_THE TASK:_ Where a line of the listing below includes the word "一定有公共点", reproduce that line.

== INFORMATION SUPPLIED ==

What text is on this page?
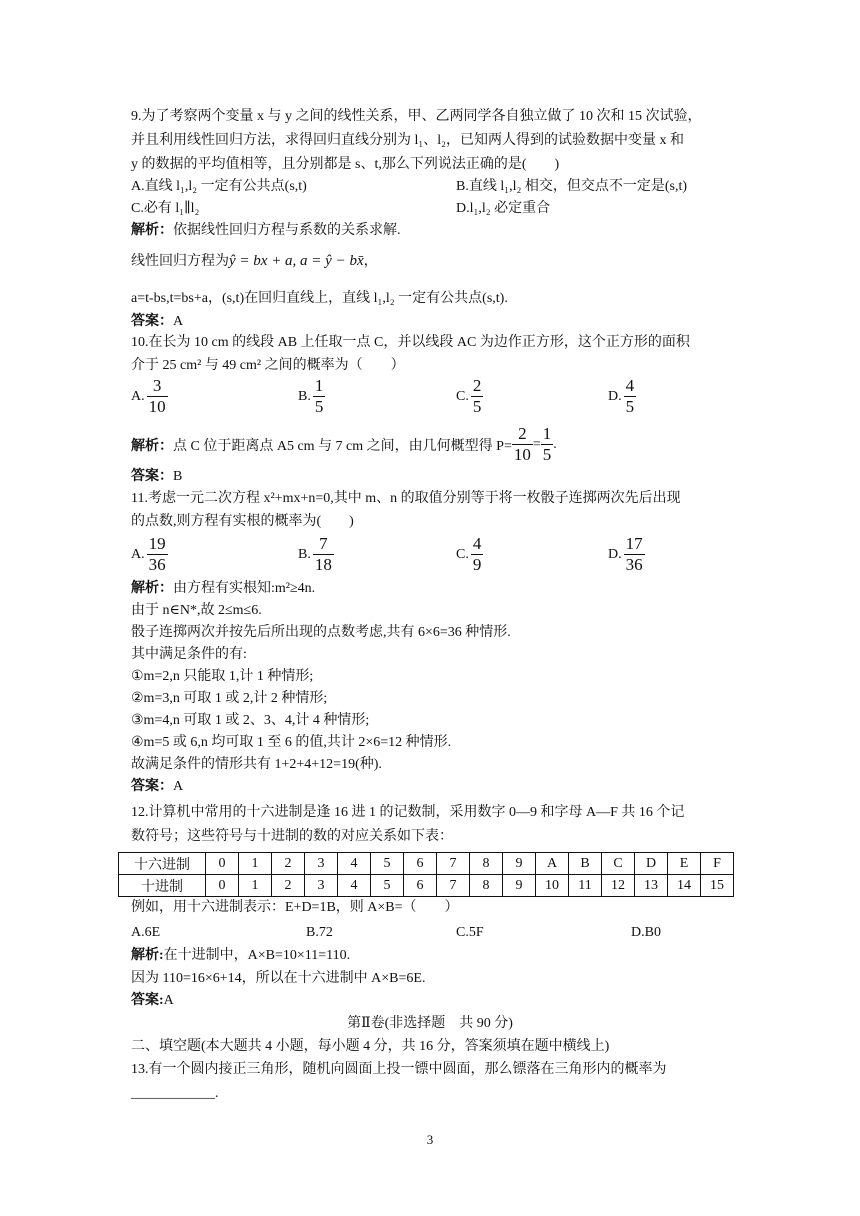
9.为了考察两个变量 x 与 y 之间的线性关系，甲、乙两同学各自独立做了 10 次和 15 次试验，
并且利用线性回归方法，求得回归直线分别为 l₁、l₂，已知两人得到的试验数据中变量 x 和
y 的数据的平均值相等，且分别都是 s、t,那么下列说法正确的是(　　)
A.直线 l₁,l₂ 一定有公共点(s,t)	B.直线 l₁,l₂ 相交，但交点不一定是(s,t)
C.必有 l₁∥l₂	D.l₁,l₂ 必定重合
解析：依据线性回归方程与系数的关系求解.
线性回归方程为ŷ = bx + a, a = ŷ − bx̄，
a=t-bs,t=bs+a，(s,t)在回归直线上，直线 l₁,l₂ 一定有公共点(s,t).
答案：A
10.在长为 10 cm 的线段 AB 上任取一点 C，并以线段 AC 为边作正方形，这个正方形的面积
介于 25 cm² 与 49 cm² 之间的概率为（　　）
A. $\frac{3}{10}$	B. $\frac{1}{5}$	C. $\frac{2}{5}$	D. $\frac{4}{5}$
解析： 点 C 位于距离点 A5 cm 与 7 cm 之间，由几何概型得 $P= \frac{2}{10} = \frac{1}{5}$ .
答案：B
11.考虑一元二次方程 x²+mx+n=0,其中 m、n 的取值分别等于将一枚骰子连掷两次先后出现
的点数,则方程有实根的概率为(　　)
A. $\frac{19}{36}$	B. $\frac{7}{18}$	C. $\frac{4}{9}$	D. $\frac{17}{36}$
解析：由方程有实根知:m²≥4n.
由于 n∈N*,故 2≤m≤6.
骰子连掷两次并按先后所出现的点数考虑,共有 6×6=36 种情形.
其中满足条件的有:
①m=2,n 只能取 1,计 1 种情形;
②m=3,n 可取 1 或 2,计 2 种情形;
③m=4,n 可取 1 或 2、3、4,计 4 种情形;
④m=5 或 6,n 均可取 1 至 6 的值,共计 2×6=12 种情形.
故满足条件的情形共有 1+2+4+12=19(种).
答案：A
12.计算机中常用的十六进制是逢 16 进 1 的记数制，采用数字 0—9 和字母 A—F 共 16 个记
数符号；这些符号与十进制的数的对应关系如下表：
十六进制	0	1	2	3	4	5	6	7	8	9	A	B	C	D	E	F
十进制	0	1	2	3	4	5	6	7	8	9	10	11	12	13	14	15
例如，用十六进制表示：E+D=1B，则 A×B=（　　）
A.6E	B.72	C.5F	D.B0
解析:在十进制中，A×B=10×11=110.
因为 110=16×6+14，所以在十六进制中 A×B=6E.
答案:A
第Ⅱ卷(非选择题　共 90 分)
二、填空题(本大题共 4 小题，每小题 4 分，共 16 分，答案须填在题中横线上)
13.有一个圆内接正三角形，随机向圆面上投一镖中圆面，那么镖落在三角形内的概率为
____________.
3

===

_CORRECT OUTPUT:_
A.直线 l₁,l₂ 一定有公共点(s,t)	B.直线 l₁,l₂ 相交，但交点不一定是(s,t)
a=t-bs,t=bs+a，(s,t)在回归直线上，直线 l₁,l₂ 一定有公共点(s,t).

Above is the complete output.